> Passage to read:

-*-*-

Conclusion

Last updated on 2023-07-11 | Edit this page

Overview

Questions

  • When is web scraping OK and when is it not?
  • Is web scraping legal? Can I get into trouble?
  • How can I make sure I’m doing the right thing?
  • What can I do with the data that I’ve scraped?

Objectives

  • Wrap things up
  • Discuss the legal implications of web scraping
  • Establish a code of conduct

Now that we have seen one way to scrape data from websites and are ready to start working on potentially larger projects, we may ask ourselves whether there are any legal implications of writing a piece of computer code that downloads information from the Internet.

In this section, we will be discussing some of the issues to be aware of when scraping websites, and we will establish a code of conduct (below) to guide our web scraping projects.

Don’t break the web: Denial of Service attacks


The first and most important thing to be careful about when writing a web scraper is that it typically involves querying a website repeatedly and accessing a potentially large number of pages. For each of these pages, a request will be sent to the web server that is hosting the site, and the server will have to process the request and send a response back to the computer that is running our code. Each of these requests will consume resources on the server, during which it will not be doing something else, like for example responding to someone else trying to access the same site.

If we send too many such requests over a short span of time, we can prevent other “normal” users from accessing the site during that time, or even cause the server to run out of resources and crash.

-*-*-

> Annotated element entries:
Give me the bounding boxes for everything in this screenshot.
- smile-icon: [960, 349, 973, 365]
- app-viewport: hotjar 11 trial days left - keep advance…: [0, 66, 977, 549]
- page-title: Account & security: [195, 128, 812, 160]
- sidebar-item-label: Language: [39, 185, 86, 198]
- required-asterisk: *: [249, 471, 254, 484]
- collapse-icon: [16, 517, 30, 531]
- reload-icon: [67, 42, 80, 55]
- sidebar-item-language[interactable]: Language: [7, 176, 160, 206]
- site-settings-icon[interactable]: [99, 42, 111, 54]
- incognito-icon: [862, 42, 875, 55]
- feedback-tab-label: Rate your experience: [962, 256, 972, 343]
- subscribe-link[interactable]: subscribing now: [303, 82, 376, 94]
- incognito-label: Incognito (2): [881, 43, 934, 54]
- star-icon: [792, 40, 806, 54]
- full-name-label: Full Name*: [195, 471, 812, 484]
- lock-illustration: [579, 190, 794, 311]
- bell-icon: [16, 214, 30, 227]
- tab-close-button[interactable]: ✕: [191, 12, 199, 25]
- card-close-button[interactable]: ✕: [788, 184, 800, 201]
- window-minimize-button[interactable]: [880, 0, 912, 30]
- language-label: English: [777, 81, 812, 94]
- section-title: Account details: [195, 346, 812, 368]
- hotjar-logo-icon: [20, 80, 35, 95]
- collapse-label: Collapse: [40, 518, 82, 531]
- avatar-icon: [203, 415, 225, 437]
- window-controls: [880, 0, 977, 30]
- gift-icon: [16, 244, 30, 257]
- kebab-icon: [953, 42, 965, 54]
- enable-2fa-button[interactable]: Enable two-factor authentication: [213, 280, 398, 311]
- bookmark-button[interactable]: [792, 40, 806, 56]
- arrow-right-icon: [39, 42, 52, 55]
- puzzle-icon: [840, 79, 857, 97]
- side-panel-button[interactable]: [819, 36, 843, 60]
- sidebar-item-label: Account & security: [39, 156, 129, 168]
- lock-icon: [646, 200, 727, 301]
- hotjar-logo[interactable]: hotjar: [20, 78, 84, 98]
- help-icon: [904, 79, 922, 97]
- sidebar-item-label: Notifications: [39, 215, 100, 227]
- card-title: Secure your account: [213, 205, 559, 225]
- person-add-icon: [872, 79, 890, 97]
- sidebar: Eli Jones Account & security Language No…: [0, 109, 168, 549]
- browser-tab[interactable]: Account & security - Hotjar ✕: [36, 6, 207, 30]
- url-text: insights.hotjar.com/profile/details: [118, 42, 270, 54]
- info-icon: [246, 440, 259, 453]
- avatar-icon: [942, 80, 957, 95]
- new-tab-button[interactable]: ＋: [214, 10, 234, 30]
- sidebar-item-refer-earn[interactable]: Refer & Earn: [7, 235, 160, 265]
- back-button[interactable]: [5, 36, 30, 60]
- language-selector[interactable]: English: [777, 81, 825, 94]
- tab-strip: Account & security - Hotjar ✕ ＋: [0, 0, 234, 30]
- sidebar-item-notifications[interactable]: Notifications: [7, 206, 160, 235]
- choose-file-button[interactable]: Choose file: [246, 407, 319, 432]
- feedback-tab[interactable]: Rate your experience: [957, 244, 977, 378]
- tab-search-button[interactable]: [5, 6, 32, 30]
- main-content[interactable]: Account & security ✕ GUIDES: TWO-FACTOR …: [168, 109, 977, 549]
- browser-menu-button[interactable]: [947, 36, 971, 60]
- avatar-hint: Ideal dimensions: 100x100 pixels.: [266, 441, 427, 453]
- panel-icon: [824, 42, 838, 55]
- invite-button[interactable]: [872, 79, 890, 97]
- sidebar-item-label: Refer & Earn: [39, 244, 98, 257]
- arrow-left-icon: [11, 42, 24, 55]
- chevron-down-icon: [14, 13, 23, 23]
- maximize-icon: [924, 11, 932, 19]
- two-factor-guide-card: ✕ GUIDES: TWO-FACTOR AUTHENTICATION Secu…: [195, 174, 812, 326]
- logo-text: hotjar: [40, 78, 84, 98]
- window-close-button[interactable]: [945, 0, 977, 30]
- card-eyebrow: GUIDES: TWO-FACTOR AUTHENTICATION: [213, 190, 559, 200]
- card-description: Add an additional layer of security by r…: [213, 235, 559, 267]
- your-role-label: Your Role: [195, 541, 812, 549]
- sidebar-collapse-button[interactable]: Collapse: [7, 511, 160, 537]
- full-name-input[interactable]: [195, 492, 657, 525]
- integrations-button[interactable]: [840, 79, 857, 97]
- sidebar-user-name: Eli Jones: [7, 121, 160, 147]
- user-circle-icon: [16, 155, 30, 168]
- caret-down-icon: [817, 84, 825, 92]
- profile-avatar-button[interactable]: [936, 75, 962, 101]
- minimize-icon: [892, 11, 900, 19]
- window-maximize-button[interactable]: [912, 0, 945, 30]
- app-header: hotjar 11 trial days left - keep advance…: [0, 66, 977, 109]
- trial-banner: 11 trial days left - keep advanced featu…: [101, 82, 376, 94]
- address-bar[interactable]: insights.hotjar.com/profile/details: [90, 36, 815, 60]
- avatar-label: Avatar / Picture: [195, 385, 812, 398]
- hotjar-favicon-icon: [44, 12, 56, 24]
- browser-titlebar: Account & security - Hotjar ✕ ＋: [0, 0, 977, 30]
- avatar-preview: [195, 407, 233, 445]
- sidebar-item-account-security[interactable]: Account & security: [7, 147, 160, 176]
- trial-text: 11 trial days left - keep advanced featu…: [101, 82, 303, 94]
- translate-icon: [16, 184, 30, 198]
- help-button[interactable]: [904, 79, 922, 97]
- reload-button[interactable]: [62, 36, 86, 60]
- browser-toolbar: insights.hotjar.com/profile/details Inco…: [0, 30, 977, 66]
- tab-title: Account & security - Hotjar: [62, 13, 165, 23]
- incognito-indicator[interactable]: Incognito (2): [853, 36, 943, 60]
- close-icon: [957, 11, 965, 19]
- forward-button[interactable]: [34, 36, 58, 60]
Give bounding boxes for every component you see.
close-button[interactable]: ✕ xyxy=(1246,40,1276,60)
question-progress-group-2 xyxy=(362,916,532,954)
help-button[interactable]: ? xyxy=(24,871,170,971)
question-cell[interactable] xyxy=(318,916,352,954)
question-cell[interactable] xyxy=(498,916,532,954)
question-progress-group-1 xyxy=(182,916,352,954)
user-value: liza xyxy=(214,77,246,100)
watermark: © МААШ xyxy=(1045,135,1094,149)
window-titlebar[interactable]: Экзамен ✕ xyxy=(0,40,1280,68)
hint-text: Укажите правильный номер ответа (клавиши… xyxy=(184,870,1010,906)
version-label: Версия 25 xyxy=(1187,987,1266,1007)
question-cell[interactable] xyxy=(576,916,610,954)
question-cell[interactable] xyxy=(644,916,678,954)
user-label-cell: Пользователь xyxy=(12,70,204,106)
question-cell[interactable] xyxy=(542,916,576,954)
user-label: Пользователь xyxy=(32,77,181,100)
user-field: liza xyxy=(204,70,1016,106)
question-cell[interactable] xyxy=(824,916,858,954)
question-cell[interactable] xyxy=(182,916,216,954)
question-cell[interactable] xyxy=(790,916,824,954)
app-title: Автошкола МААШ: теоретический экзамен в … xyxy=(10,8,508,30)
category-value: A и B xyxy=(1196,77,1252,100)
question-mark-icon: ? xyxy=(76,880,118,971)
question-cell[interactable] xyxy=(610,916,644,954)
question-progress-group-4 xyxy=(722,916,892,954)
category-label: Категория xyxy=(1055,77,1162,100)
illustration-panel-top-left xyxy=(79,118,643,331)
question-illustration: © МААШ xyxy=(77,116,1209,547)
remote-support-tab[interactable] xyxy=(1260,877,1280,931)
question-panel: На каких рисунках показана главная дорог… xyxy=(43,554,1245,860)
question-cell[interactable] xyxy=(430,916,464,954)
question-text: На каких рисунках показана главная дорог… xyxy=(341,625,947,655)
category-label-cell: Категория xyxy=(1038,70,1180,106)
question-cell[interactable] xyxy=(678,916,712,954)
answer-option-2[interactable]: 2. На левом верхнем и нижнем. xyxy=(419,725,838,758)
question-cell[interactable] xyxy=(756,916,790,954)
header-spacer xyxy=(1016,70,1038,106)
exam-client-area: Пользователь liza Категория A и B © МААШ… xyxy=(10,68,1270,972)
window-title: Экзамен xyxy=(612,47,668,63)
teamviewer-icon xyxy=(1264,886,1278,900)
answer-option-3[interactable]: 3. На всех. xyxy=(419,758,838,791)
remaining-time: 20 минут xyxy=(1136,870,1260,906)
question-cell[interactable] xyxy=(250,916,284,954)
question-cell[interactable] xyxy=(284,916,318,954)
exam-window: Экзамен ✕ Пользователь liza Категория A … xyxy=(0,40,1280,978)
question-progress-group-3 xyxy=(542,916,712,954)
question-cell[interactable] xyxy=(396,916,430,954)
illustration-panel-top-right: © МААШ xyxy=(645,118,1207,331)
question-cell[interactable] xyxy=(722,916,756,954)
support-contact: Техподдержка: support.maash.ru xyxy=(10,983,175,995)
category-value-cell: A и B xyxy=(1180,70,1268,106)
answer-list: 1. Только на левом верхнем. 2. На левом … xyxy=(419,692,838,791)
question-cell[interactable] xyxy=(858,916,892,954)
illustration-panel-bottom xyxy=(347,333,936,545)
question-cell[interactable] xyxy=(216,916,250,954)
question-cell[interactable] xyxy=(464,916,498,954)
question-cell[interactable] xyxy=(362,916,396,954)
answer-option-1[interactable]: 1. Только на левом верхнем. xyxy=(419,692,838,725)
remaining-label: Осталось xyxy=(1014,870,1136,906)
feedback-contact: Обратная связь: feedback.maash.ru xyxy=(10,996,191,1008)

-*-*-

> Work to do: Summarize the web scraping lesson in two sentences.

> Reply: Having shown one way to scrape data from websites, the lesson turns to the legal implications of web scraping and the issues to be aware of, and it sets out to establish a code of conduct for scraping projects. It warns that a scraper queries a website repeatedly and each request uses server resources, so sending too many requests in a short span can keep other users from reaching the site or even crash the server.